Problem:
Transcribe each of the records below exactly, excluding all pictures.

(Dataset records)
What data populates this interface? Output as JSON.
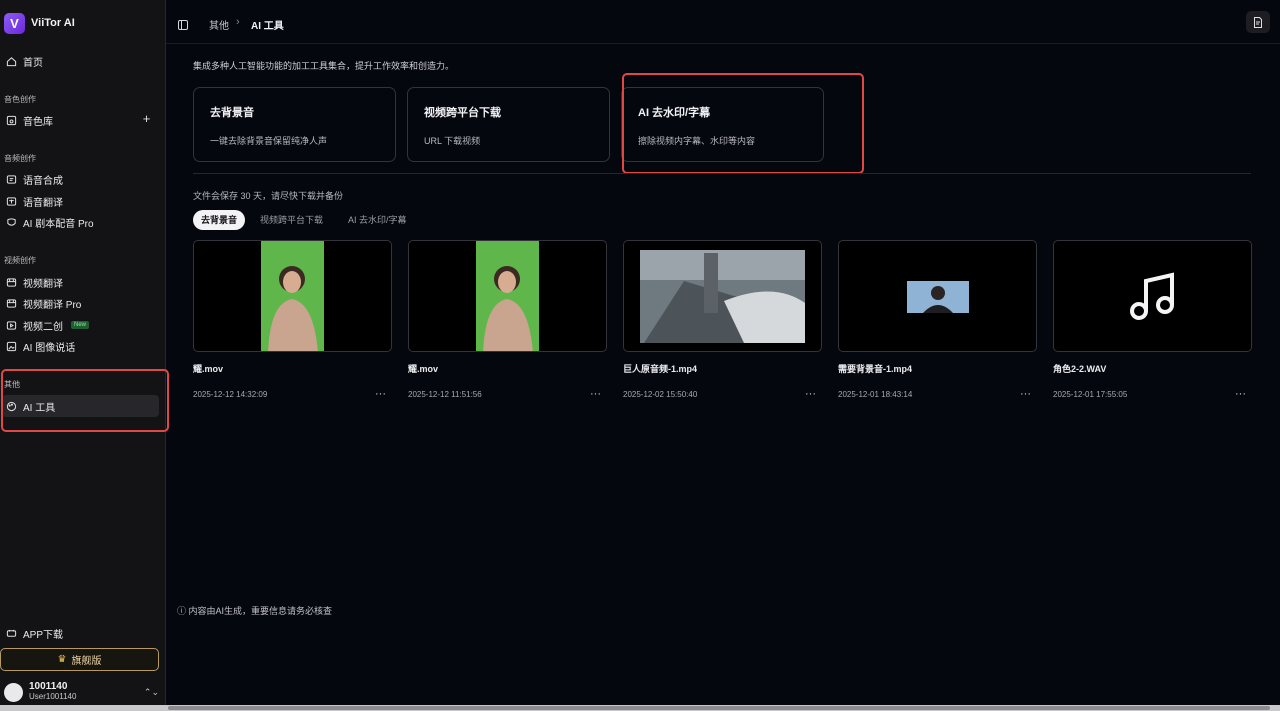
{
  "app": {
    "name": "ViiTor AI",
    "logo_letter": "V"
  },
  "sidebar": {
    "home_label": "首页",
    "sections": {
      "voice": "音色创作",
      "audio": "音频创作",
      "video": "视频创作",
      "other": "其他"
    },
    "voice_items": [
      "音色库"
    ],
    "audio_items": [
      "语音合成",
      "语音翻译",
      "AI 剧本配音 Pro"
    ],
    "video_items": [
      "视频翻译",
      "视频翻译 Pro",
      "视频二创",
      "AI 图像说话"
    ],
    "new_badge": "New",
    "other_items": [
      "AI 工具"
    ],
    "app_download": "APP下载",
    "vip_label": "旗舰版",
    "user": {
      "name": "1001140",
      "sub": "User1001140"
    }
  },
  "breadcrumb": {
    "parent": "其他",
    "current": "AI 工具"
  },
  "main": {
    "description": "集成多种人工智能功能的加工工具集合，提升工作效率和创造力。",
    "tools": [
      {
        "title": "去背景音",
        "desc": "一键去除背景音保留纯净人声"
      },
      {
        "title": "视频跨平台下载",
        "desc": "URL 下载视频"
      },
      {
        "title": "AI 去水印/字幕",
        "desc": "擦除视频内字幕、水印等内容"
      }
    ],
    "keep_note": "文件会保存 30 天，请尽快下载并备份",
    "filter_tabs": [
      "去背景音",
      "视频跨平台下载",
      "AI 去水印/字幕"
    ],
    "files": [
      {
        "name": "耀.mov",
        "time": "2025-12-12 14:32:09",
        "thumb": "portrait-green"
      },
      {
        "name": "耀.mov",
        "time": "2025-12-12 11:51:56",
        "thumb": "portrait-green"
      },
      {
        "name": "巨人原音频-1.mp4",
        "time": "2025-12-02 15:50:40",
        "thumb": "anime-still"
      },
      {
        "name": "需要背景音-1.mp4",
        "time": "2025-12-01 18:43:14",
        "thumb": "small-person"
      },
      {
        "name": "角色2-2.WAV",
        "time": "2025-12-01 17:55:05",
        "thumb": "music-note-icon"
      }
    ],
    "more_glyph": "···",
    "footer_note": "ⓘ 内容由AI生成，重要信息请务必核查"
  },
  "colors": {
    "accent": "#7c3aed",
    "highlight": "#e04848",
    "background": "#05070f",
    "sidebar": "#131316"
  }
}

Response for this exercise:
What data populates this interface? Output as JSON.
{
  "app": {
    "name": "ViiTor AI",
    "logo_letter": "V"
  },
  "sidebar": {
    "home_label": "首页",
    "sections": {
      "voice": "音色创作",
      "audio": "音频创作",
      "video": "视频创作",
      "other": "其他"
    },
    "voice_items": [
      "音色库"
    ],
    "audio_items": [
      "语音合成",
      "语音翻译",
      "AI 剧本配音 Pro"
    ],
    "video_items": [
      "视频翻译",
      "视频翻译 Pro",
      "视频二创",
      "AI 图像说话"
    ],
    "new_badge": "New",
    "other_items": [
      "AI 工具"
    ],
    "app_download": "APP下载",
    "vip_label": "旗舰版",
    "user": {
      "name": "1001140",
      "sub": "User1001140"
    }
  },
  "breadcrumb": {
    "parent": "其他",
    "current": "AI 工具"
  },
  "main": {
    "description": "集成多种人工智能功能的加工工具集合，提升工作效率和创造力。",
    "tools": [
      {
        "title": "去背景音",
        "desc": "一键去除背景音保留纯净人声"
      },
      {
        "title": "视频跨平台下载",
        "desc": "URL 下载视频"
      },
      {
        "title": "AI 去水印/字幕",
        "desc": "擦除视频内字幕、水印等内容"
      }
    ],
    "keep_note": "文件会保存 30 天，请尽快下载并备份",
    "filter_tabs": [
      "去背景音",
      "视频跨平台下载",
      "AI 去水印/字幕"
    ],
    "files": [
      {
        "name": "耀.mov",
        "time": "2025-12-12 14:32:09",
        "thumb": "portrait-green"
      },
      {
        "name": "耀.mov",
        "time": "2025-12-12 11:51:56",
        "thumb": "portrait-green"
      },
      {
        "name": "巨人原音频-1.mp4",
        "time": "2025-12-02 15:50:40",
        "thumb": "anime-still"
      },
      {
        "name": "需要背景音-1.mp4",
        "time": "2025-12-01 18:43:14",
        "thumb": "small-person"
      },
      {
        "name": "角色2-2.WAV",
        "time": "2025-12-01 17:55:05",
        "thumb": "music-note-icon"
      }
    ],
    "more_glyph": "···",
    "footer_note": "ⓘ 内容由AI生成，重要信息请务必核查"
  },
  "colors": {
    "accent": "#7c3aed",
    "highlight": "#e04848",
    "background": "#05070f",
    "sidebar": "#131316"
  }
}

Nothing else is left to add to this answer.